● **DO THIS**:
Restate the entries word for word, omitting nothing.

● **RECORD EXCERPTS**:
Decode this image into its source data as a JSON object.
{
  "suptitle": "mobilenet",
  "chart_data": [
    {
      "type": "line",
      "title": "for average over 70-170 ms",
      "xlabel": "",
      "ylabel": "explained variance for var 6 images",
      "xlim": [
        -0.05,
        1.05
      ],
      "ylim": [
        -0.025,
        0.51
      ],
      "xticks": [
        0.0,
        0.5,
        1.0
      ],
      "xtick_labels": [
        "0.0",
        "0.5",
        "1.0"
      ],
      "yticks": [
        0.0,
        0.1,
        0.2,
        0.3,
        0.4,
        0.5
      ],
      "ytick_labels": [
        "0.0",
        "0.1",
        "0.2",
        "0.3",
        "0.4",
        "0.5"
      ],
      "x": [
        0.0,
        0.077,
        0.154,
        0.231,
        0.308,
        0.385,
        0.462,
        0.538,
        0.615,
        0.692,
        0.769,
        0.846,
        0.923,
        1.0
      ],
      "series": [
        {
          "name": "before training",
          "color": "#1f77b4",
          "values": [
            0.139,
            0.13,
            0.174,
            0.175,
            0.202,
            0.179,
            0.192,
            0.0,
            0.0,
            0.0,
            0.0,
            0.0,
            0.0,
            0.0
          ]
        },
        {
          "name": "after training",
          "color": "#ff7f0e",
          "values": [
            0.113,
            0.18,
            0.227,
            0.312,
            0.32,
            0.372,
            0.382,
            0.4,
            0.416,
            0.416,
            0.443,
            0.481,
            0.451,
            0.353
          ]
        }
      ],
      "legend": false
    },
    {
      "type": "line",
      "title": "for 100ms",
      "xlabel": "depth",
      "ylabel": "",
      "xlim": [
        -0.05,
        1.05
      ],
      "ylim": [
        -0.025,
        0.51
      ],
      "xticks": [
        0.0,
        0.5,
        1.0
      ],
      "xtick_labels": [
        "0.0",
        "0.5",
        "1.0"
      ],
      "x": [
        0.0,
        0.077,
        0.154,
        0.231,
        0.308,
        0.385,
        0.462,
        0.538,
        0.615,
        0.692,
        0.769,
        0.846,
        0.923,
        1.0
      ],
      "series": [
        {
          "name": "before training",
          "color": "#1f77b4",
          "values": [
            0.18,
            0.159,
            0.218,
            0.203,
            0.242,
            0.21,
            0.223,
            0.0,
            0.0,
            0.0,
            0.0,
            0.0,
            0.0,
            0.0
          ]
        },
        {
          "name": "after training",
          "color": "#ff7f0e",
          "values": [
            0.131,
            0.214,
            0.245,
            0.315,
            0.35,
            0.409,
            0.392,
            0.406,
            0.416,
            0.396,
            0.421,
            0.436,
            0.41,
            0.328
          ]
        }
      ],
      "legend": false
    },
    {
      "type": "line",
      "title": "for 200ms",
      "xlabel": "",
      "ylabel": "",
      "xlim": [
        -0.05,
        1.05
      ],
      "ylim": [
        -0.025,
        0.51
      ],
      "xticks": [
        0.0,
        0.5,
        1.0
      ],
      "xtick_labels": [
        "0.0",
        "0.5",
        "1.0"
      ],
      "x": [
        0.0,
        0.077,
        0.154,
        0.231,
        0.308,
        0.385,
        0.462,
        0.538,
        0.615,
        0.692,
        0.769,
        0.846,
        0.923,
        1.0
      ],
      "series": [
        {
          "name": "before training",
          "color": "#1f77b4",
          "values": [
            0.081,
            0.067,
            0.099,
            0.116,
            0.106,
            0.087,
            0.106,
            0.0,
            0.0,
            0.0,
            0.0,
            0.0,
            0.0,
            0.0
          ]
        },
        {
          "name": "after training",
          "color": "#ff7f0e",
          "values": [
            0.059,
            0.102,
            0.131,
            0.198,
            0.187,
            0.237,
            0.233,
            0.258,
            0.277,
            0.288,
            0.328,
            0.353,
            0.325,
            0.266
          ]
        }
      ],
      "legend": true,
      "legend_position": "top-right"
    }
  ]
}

● **THE ANSWER**:
Decode this image into its source data as a JSON object.
{
  "suptitle": "mobilenet",
  "chart_data": [
    {
      "type": "line",
      "title": "for average over 70-170 ms",
      "xlabel": "",
      "ylabel": "explained variance for var 6 images",
      "xlim": [
        -0.05,
        1.05
      ],
      "ylim": [
        -0.025,
        0.51
      ],
      "xticks": [
        0.0,
        0.5,
        1.0
      ],
      "xtick_labels": [
        "0.0",
        "0.5",
        "1.0"
      ],
      "yticks": [
        0.0,
        0.1,
        0.2,
        0.3,
        0.4,
        0.5
      ],
      "ytick_labels": [
        "0.0",
        "0.1",
        "0.2",
        "0.3",
        "0.4",
        "0.5"
      ],
      "x": [
        0.0,
        0.077,
        0.154,
        0.231,
        0.308,
        0.385,
        0.462,
        0.538,
        0.615,
        0.692,
        0.769,
        0.846,
        0.923,
        1.0
      ],
      "series": [
        {
          "name": "before training",
          "color": "#1f77b4",
          "values": [
            0.139,
            0.13,
            0.174,
            0.175,
            0.202,
            0.179,
            0.192,
            0.0,
            0.0,
            0.0,
            0.0,
            0.0,
            0.0,
            0.0
          ]
        },
        {
          "name": "after training",
          "color": "#ff7f0e",
          "values": [
            0.113,
            0.18,
            0.227,
            0.312,
            0.32,
            0.372,
            0.382,
            0.4,
            0.416,
            0.416,
            0.443,
            0.481,
            0.451,
            0.353
          ]
        }
      ],
      "legend": false
    },
    {
      "type": "line",
      "title": "for 100ms",
      "xlabel": "depth",
      "ylabel": "",
      "xlim": [
        -0.05,
        1.05
      ],
      "ylim": [
        -0.025,
        0.51
      ],
      "xticks": [
        0.0,
        0.5,
        1.0
      ],
      "xtick_labels": [
        "0.0",
        "0.5",
        "1.0"
      ],
      "x": [
        0.0,
        0.077,
        0.154,
        0.231,
        0.308,
        0.385,
        0.462,
        0.538,
        0.615,
        0.692,
        0.769,
        0.846,
        0.923,
        1.0
      ],
      "series": [
        {
          "name": "before training",
          "color": "#1f77b4",
          "values": [
            0.18,
            0.159,
            0.218,
            0.203,
            0.242,
            0.21,
            0.223,
            0.0,
            0.0,
            0.0,
            0.0,
            0.0,
            0.0,
            0.0
          ]
        },
        {
          "name": "after training",
          "color": "#ff7f0e",
          "values": [
            0.131,
            0.214,
            0.245,
            0.315,
            0.35,
            0.409,
            0.392,
            0.406,
            0.416,
            0.396,
            0.421,
            0.436,
            0.41,
            0.328
          ]
        }
      ],
      "legend": false
    },
    {
      "type": "line",
      "title": "for 200ms",
      "xlabel": "",
      "ylabel": "",
      "xlim": [
        -0.05,
        1.05
      ],
      "ylim": [
        -0.025,
        0.51
      ],
      "xticks": [
        0.0,
        0.5,
        1.0
      ],
      "xtick_labels": [
        "0.0",
        "0.5",
        "1.0"
      ],
      "x": [
        0.0,
        0.077,
        0.154,
        0.231,
        0.308,
        0.385,
        0.462,
        0.538,
        0.615,
        0.692,
        0.769,
        0.846,
        0.923,
        1.0
      ],
      "series": [
        {
          "name": "before training",
          "color": "#1f77b4",
          "values": [
            0.081,
            0.067,
            0.099,
            0.116,
            0.106,
            0.087,
            0.106,
            0.0,
            0.0,
            0.0,
            0.0,
            0.0,
            0.0,
            0.0
          ]
        },
        {
          "name": "after training",
          "color": "#ff7f0e",
          "values": [
            0.059,
            0.102,
            0.131,
            0.198,
            0.187,
            0.237,
            0.233,
            0.258,
            0.277,
            0.288,
            0.328,
            0.353,
            0.325,
            0.266
          ]
        }
      ],
      "legend": true,
      "legend_position": "top-right"
    }
  ]
}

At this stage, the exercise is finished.